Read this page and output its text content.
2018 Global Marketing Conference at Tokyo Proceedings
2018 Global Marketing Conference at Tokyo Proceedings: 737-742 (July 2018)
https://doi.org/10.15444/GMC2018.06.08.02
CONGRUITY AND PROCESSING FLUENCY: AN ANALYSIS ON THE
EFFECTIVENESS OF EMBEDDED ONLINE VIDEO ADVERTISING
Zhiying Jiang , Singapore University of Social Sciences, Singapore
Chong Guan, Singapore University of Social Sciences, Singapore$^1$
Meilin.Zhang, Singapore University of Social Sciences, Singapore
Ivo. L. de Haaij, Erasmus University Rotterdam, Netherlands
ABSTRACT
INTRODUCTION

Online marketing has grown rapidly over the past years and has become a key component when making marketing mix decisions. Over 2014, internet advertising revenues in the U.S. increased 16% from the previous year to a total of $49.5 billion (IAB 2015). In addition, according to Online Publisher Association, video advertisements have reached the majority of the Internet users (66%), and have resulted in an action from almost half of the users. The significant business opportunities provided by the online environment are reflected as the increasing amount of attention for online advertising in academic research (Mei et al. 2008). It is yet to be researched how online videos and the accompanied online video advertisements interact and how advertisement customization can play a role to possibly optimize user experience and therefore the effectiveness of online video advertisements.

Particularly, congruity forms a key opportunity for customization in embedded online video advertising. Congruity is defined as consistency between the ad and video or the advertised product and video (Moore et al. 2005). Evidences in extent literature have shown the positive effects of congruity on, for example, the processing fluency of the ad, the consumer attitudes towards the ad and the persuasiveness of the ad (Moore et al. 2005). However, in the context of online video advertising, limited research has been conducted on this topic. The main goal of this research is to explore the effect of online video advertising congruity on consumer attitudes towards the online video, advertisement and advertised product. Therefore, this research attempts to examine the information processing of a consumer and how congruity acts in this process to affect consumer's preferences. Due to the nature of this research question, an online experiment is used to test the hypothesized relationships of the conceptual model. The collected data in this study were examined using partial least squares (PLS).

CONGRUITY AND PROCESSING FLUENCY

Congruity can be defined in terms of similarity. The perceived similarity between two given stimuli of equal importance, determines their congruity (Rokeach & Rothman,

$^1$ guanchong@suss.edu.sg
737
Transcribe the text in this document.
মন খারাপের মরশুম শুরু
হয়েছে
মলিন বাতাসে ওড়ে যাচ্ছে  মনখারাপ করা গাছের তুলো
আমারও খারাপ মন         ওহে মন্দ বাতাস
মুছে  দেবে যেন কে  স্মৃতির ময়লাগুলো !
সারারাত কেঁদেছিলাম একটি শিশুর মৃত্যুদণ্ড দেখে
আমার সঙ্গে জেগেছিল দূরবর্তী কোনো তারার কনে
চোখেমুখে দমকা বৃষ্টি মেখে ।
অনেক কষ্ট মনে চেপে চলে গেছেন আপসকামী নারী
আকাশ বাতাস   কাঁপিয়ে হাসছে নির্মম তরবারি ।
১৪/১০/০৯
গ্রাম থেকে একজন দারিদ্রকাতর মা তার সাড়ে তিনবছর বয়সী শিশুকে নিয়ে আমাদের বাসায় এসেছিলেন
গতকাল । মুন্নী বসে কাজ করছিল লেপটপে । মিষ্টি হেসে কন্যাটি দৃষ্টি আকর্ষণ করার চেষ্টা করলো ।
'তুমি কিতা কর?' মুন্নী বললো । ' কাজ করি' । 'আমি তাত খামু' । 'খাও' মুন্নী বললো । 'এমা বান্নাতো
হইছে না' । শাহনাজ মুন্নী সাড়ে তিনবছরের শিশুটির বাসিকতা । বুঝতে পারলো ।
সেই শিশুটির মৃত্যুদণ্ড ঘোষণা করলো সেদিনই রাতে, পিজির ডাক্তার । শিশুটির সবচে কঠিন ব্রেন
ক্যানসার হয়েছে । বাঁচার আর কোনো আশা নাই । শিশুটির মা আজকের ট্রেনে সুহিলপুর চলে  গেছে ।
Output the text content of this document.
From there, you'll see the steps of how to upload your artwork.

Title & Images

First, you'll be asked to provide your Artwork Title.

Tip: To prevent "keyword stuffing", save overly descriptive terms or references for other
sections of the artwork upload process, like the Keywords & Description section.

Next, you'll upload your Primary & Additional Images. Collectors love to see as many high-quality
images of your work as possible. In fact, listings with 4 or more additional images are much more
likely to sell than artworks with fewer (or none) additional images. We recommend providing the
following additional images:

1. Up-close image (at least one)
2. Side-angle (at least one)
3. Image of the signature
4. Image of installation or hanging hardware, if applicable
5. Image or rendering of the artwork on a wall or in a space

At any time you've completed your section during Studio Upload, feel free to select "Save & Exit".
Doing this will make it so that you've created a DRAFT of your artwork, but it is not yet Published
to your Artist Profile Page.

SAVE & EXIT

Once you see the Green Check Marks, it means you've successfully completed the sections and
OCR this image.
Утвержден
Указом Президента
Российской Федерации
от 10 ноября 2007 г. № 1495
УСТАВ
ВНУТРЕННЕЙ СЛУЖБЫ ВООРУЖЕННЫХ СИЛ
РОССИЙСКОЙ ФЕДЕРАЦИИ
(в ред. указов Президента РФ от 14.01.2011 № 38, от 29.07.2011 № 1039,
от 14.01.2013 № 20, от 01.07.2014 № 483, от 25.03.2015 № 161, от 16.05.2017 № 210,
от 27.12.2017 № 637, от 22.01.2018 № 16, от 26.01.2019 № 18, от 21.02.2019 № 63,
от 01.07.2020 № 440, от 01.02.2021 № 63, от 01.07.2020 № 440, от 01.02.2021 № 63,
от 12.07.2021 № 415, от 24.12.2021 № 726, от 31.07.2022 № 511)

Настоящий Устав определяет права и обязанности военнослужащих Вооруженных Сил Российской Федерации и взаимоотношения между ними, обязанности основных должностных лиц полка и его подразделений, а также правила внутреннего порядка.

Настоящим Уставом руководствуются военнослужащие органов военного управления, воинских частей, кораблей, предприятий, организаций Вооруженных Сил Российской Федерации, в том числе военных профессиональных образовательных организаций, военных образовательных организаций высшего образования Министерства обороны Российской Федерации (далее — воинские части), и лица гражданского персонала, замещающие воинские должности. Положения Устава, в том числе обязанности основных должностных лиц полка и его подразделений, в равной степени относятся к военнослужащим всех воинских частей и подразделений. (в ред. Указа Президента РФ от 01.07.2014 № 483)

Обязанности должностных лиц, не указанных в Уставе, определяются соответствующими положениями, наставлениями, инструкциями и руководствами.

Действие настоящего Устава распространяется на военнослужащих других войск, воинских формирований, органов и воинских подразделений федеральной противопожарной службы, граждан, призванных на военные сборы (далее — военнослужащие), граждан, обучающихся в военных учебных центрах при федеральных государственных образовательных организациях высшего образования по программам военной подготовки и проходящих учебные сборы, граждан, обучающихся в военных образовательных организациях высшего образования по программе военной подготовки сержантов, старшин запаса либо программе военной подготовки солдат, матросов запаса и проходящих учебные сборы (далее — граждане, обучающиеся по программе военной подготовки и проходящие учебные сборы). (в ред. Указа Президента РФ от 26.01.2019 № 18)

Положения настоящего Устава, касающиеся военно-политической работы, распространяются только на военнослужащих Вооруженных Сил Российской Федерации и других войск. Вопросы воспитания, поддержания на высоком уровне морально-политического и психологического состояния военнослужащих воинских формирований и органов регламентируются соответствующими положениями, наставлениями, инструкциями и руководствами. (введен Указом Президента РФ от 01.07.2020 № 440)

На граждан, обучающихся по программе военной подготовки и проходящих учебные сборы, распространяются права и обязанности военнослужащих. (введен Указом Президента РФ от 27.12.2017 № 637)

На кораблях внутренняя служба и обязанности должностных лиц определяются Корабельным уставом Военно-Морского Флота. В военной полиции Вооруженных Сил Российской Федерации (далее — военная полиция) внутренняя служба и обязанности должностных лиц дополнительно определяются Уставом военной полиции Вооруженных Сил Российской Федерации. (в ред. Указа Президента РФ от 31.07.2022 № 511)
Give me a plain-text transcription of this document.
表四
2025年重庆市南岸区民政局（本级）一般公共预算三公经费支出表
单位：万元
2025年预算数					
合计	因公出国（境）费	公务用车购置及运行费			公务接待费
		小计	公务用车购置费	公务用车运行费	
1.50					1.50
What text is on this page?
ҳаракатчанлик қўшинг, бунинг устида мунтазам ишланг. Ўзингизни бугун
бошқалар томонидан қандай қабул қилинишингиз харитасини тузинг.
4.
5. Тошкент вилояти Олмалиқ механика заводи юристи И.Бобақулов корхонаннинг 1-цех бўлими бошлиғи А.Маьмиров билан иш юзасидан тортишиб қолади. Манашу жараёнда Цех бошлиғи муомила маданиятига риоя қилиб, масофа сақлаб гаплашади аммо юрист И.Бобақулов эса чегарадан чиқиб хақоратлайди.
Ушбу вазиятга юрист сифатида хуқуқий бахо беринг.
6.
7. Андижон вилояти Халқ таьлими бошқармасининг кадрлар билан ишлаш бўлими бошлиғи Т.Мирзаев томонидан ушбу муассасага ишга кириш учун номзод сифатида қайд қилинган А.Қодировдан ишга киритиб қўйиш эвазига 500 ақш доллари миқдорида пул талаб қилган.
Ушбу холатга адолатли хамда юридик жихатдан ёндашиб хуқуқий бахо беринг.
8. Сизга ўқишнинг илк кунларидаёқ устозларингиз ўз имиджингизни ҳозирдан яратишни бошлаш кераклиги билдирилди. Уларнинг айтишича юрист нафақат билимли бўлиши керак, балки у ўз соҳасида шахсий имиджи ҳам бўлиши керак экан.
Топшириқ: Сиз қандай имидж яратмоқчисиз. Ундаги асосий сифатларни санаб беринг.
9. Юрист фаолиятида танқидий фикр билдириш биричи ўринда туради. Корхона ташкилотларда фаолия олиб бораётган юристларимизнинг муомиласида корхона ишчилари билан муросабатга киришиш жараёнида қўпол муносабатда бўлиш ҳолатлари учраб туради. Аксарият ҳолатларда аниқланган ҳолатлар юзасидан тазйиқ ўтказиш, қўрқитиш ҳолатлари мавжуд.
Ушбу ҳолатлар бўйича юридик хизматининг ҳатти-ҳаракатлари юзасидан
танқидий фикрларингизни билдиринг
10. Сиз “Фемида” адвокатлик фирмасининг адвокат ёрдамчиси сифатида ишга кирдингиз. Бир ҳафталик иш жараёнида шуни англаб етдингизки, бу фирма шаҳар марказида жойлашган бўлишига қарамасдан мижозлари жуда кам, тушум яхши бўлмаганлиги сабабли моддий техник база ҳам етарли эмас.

• What is required:
Report every line containing the word "юридик" from the listing above.

• Solution to this problem:
Ушбу холатга адолатли хамда юридик жихатдан ёндашиб хуқуқий бахо беринг.
Ушбу ҳолатлар бўйича юридик хизматининг ҳатти-ҳаракатлари юзасидан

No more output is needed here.